- DIRECTIVE -
Print each line exactly as it is given.

- GIVEN INFORMATION -
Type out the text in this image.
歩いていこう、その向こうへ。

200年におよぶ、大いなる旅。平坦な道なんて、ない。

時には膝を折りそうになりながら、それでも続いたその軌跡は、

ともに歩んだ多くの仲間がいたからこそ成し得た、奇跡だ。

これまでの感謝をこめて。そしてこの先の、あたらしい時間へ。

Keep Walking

- EXERCISE RESPONSE -
Type out the text in this image.
歩いていこう、その向こうへ。

200年におよぶ、大いなる旅。平坦な道なんて、ない。

時には膝を折りそうになりながら、それでも続いたその軌跡は、

ともに歩んだ多くの仲間がいたからこそ成し得た、奇跡だ。

これまでの感謝をこめて。そしてこの先の、あたらしい時間へ。

Keep Walking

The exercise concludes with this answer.